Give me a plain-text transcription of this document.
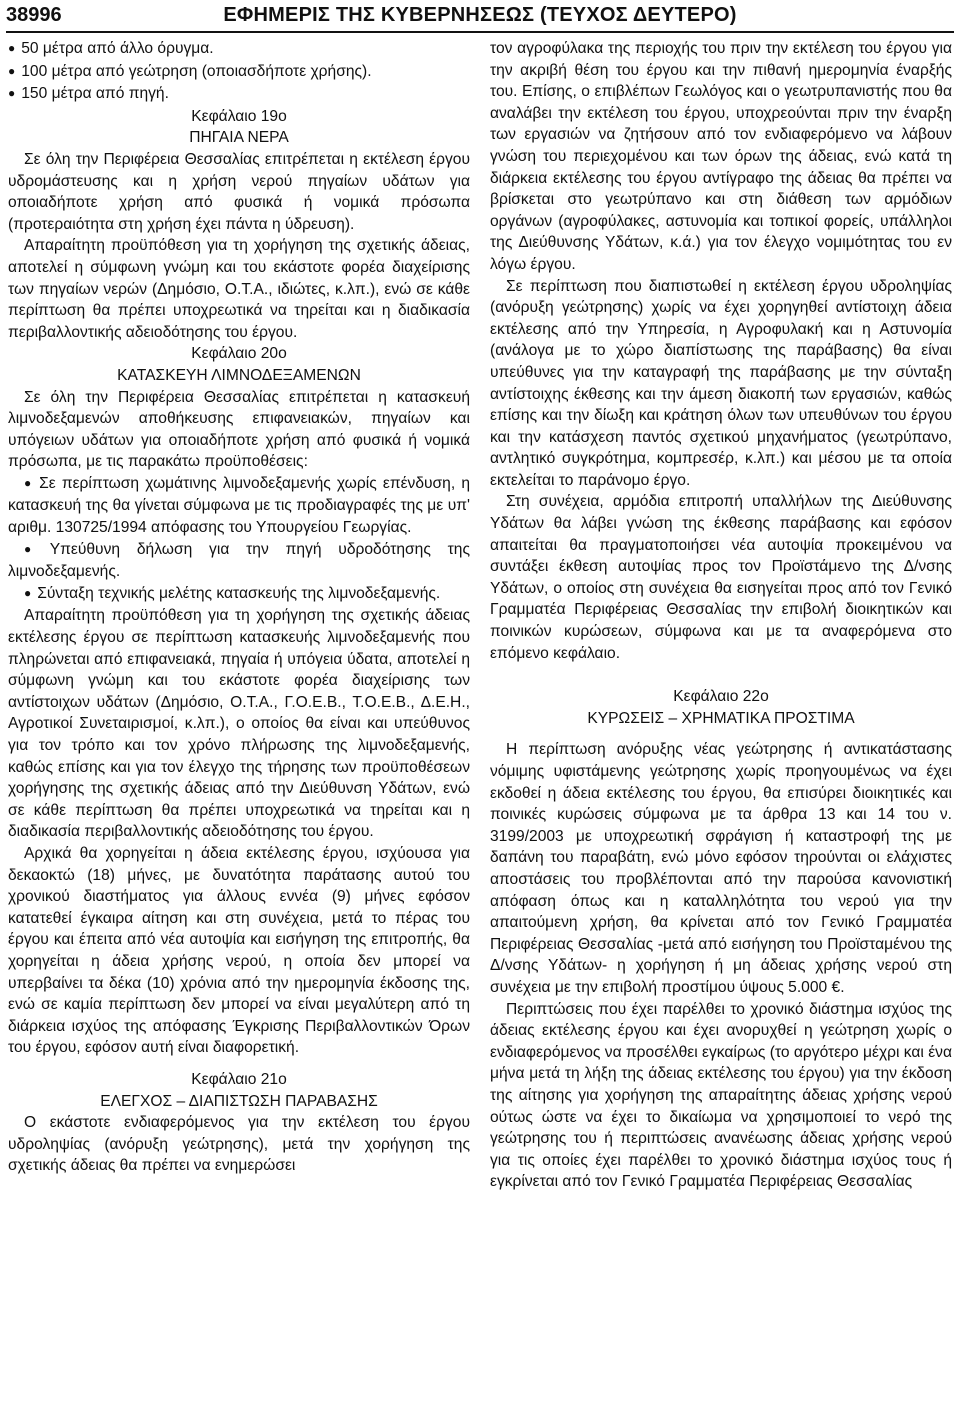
38996	ΕΦΗΜΕΡΙΣ ΤΗΣ ΚΥΒΕΡΝΗΣΕΩΣ (ΤΕΥΧΟΣ ΔΕΥΤΕΡΟ)

● 50 μέτρα από άλλο όρυγμα.

● 100 μέτρα από γεώτρηση (οποιασδήποτε χρήσης).

● 150 μέτρα από πηγή.

Κεφάλαιο 19ο

ΠΗΓΑΙΑ ΝΕΡΑ

Σε όλη την Περιφέρεια Θεσσαλίας επιτρέπεται η εκτέλεση έργου υδρομάστευσης και η χρήση νερού πηγαίων υδάτων για οποιαδήποτε χρήση από φυσικά ή νομικά πρόσωπα (προτεραιότητα στη χρήση έχει πάντα η ύδρευση).

Απαραίτητη προϋπόθεση για τη χορήγηση της σχετικής άδειας, αποτελεί η σύμφωνη γνώμη και του εκάστοτε φορέα διαχείρισης των πηγαίων νερών (Δημόσιο, Ο.Τ.Α., ιδιώτες, κ.λπ.), ενώ σε κάθε περίπτωση θα πρέπει υποχρεωτικά να τηρείται και η διαδικασία περιβαλλοντικής αδειοδότησης του έργου.

Κεφάλαιο 20ο

ΚΑΤΑΣΚΕΥΗ ΛΙΜΝΟΔΕΞΑΜΕΝΩΝ

Σε όλη την Περιφέρεια Θεσσαλίας επιτρέπεται η κατασκευή λιμνοδεξαμενών αποθήκευσης επιφανειακών, πηγαίων και υπόγειων υδάτων για οποιαδήποτε χρήση από φυσικά ή νομικά πρόσωπα, με τις παρακάτω προϋποθέσεις:

● Σε περίπτωση χωμάτινης λιμνοδεξαμενής χωρίς επένδυση, η κατασκευή της θα γίνεται σύμφωνα με τις προδιαγραφές της με υπ' αριθμ. 130725/1994 απόφασης του Υπουργείου Γεωργίας.

● Υπεύθυνη δήλωση για την πηγή υδροδότησης της λιμνοδεξαμενής.

● Σύνταξη τεχνικής μελέτης κατασκευής της λιμνοδεξαμενής.

Απαραίτητη προϋπόθεση για τη χορήγηση της σχετικής άδειας εκτέλεσης έργου σε περίπτωση κατασκευής λιμνοδεξαμενής που πληρώνεται από επιφανειακά, πηγαία ή υπόγεια ύδατα, αποτελεί η σύμφωνη γνώμη και του εκάστοτε φορέα διαχείρισης των αντίστοιχων υδάτων (Δημόσιο, Ο.Τ.Α., Γ.Ο.Ε.Β., Τ.Ο.Ε.Β., Δ.Ε.Η., Αγροτικοί Συνεταιρισμοί, κ.λπ.), ο οποίος θα είναι και υπεύθυνος για τον τρόπο και τον χρόνο πλήρωσης της λιμνοδεξαμενής, καθώς επίσης και για τον έλεγχο της τήρησης των προϋποθέσεων χορήγησης της σχετικής άδειας από την Διεύθυνση Υδάτων, ενώ σε κάθε περίπτωση θα πρέπει υποχρεωτικά να τηρείται και η διαδικασία περιβαλλοντικής αδειοδότησης του έργου.

Αρχικά θα χορηγείται η άδεια εκτέλεσης έργου, ισχύουσα για δεκαοκτώ (18) μήνες, με δυνατότητα παράτασης αυτού του χρονικού διαστήματος για άλλους εννέα (9) μήνες εφόσον κατατεθεί έγκαιρα αίτηση και στη συνέχεια, μετά το πέρας του έργου και έπειτα από νέα αυτοψία και εισήγηση της επιτροπής, θα χορηγείται η άδεια χρήσης νερού, η οποία δεν μπορεί να υπερβαίνει τα δέκα (10) χρόνια από την ημερομηνία έκδοσης της, ενώ σε καμία περίπτωση δεν μπορεί να είναι μεγαλύτερη από τη διάρκεια ισχύος της απόφασης Έγκρισης Περιβαλλοντικών Όρων του έργου, εφόσον αυτή είναι διαφορετική.

Κεφάλαιο 21ο

ΕΛΕΓΧΟΣ – ΔΙΑΠΙΣΤΩΣΗ ΠΑΡΑΒΑΣΗΣ

Ο εκάστοτε ενδιαφερόμενος για την εκτέλεση του έργου υδροληψίας (ανόρυξη γεώτρησης), μετά την χορήγηση της σχετικής άδειας θα πρέπει να ενημερώσει

τον αγροφύλακα της περιοχής του πριν την εκτέλεση του έργου για την ακριβή θέση του έργου και την πιθανή ημερομηνία έναρξής του. Επίσης, ο επιβλέπων Γεωλόγος και ο γεωτρυπανιστής που θα αναλάβει την εκτέλεση του έργου, υποχρεούνται πριν την έναρξη των εργασιών να ζητήσουν από τον ενδιαφερόμενο να λάβουν γνώση του περιεχομένου και των όρων της άδειας, ενώ κατά τη διάρκεια εκτέλεσης του έργου αντίγραφο της άδειας θα πρέπει να βρίσκεται στο γεωτρύπανο και στη διάθεση των αρμόδιων οργάνων (αγροφύλακες, αστυνομία και τοπικοί φορείς, υπάλληλοι της Διεύθυνσης Υδάτων, κ.ά.) για τον έλεγχο νομιμότητας του εν λόγω έργου.

Σε περίπτωση που διαπιστωθεί η εκτέλεση έργου υδροληψίας (ανόρυξη γεώτρησης) χωρίς να έχει χορηγηθεί αντίστοιχη άδεια εκτέλεσης από την Υπηρεσία, η Αγροφυλακή και η Αστυνομία (ανάλογα με το χώρο διαπίστωσης της παράβασης) θα είναι υπεύθυνες για την καταγραφή της παράβασης με την σύνταξη αντίστοιχης έκθεσης και την άμεση διακοπή των εργασιών, καθώς επίσης και την δίωξη και κράτηση όλων των υπευθύνων του έργου και την κατάσχεση παντός σχετικού μηχανήματος (γεωτρύπανο, αντλητικό συγκρότημα, κομπρεσέρ, κ.λπ.) και μέσου με τα οποία εκτελείται το παράνομο έργο.

Στη συνέχεια, αρμόδια επιτροπή υπαλλήλων της Διεύθυνσης Υδάτων θα λάβει γνώση της έκθεσης παράβασης και εφόσον απαιτείται θα πραγματοποιήσει νέα αυτοψία προκειμένου να συντάξει έκθεση αυτοψίας προς τον Προϊστάμενο της Δ/νσης Υδάτων, ο οποίος στη συνέχεια θα εισηγείται προς από τον Γενικό Γραμματέα Περιφέρειας Θεσσαλίας την επιβολή διοικητικών και ποινικών κυρώσεων, σύμφωνα και με τα αναφερόμενα στο επόμενο κεφάλαιο.

Κεφάλαιο 22ο

ΚΥΡΩΣΕΙΣ – ΧΡΗΜΑΤΙΚΑ ΠΡΟΣΤΙΜΑ

Η περίπτωση ανόρυξης νέας γεώτρησης ή αντικατάστασης νόμιμης υφιστάμενης γεώτρησης χωρίς προηγουμένως να έχει εκδοθεί η άδεια εκτέλεσης του έργου, θα επισύρει διοικητικές και ποινικές κυρώσεις σύμφωνα με τα άρθρα 13 και 14 του ν. 3199/2003 με υποχρεωτική σφράγιση ή καταστροφή της με δαπάνη του παραβάτη, ενώ μόνο εφόσον τηρούνται οι ελάχιστες αποστάσεις του προβλέπονται από την παρούσα κανονιστική απόφαση όπως και η καταλληλότητα του νερού για την απαιτούμενη χρήση, θα κρίνεται από τον Γενικό Γραμματέα Περιφέρειας Θεσσαλίας -μετά από εισήγηση του Προϊσταμένου της Δ/νσης Υδάτων- η χορήγηση ή μη άδειας χρήσης νερού στη συνέχεια με την επιβολή προστίμου ύψους 5.000 €.

Περιπτώσεις που έχει παρέλθει το χρονικό διάστημα ισχύος της άδειας εκτέλεσης έργου και έχει ανορυχθεί η γεώτρηση χωρίς ο ενδιαφερόμενος να προσέλθει εγκαίρως (το αργότερο μέχρι και ένα μήνα μετά τη λήξη της άδειας εκτέλεσης του έργου) για την έκδοση της αίτησης για χορήγηση της απαραίτητης άδειας χρήσης νερού ούτως ώστε να έχει το δικαίωμα να χρησιμοποιεί το νερό της γεώτρησης του ή περιπτώσεις ανανέωσης άδειας χρήσης νερού για τις οποίες έχει παρέλθει το χρονικό διάστημα ισχύος τους ή εγκρίνεται από τον Γενικό Γραμματέα Περιφέρειας Θεσσαλίας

WHAT NEEDS TO BE DONE
From the entries above, copy every line that holds the word "φυσικά".

RESPONSE
Σε όλη την Περιφέρεια Θεσσαλίας επιτρέπεται η εκτέλεση έργου υδρομάστευσης και η χρήση νερού πηγαίων υδάτων για οποιαδήποτε χρήση από φυσικά ή νομικά πρόσωπα (προτεραιότητα στη χρήση έχει πάντα η ύδρευση).
Σε όλη την Περιφέρεια Θεσσαλίας επιτρέπεται η κατασκευή λιμνοδεξαμενών αποθήκευσης επιφανειακών, πηγαίων και υπόγειων υδάτων για οποιαδήποτε χρήση από φυσικά ή νομικά πρόσωπα, με τις παρακάτω προϋποθέσεις:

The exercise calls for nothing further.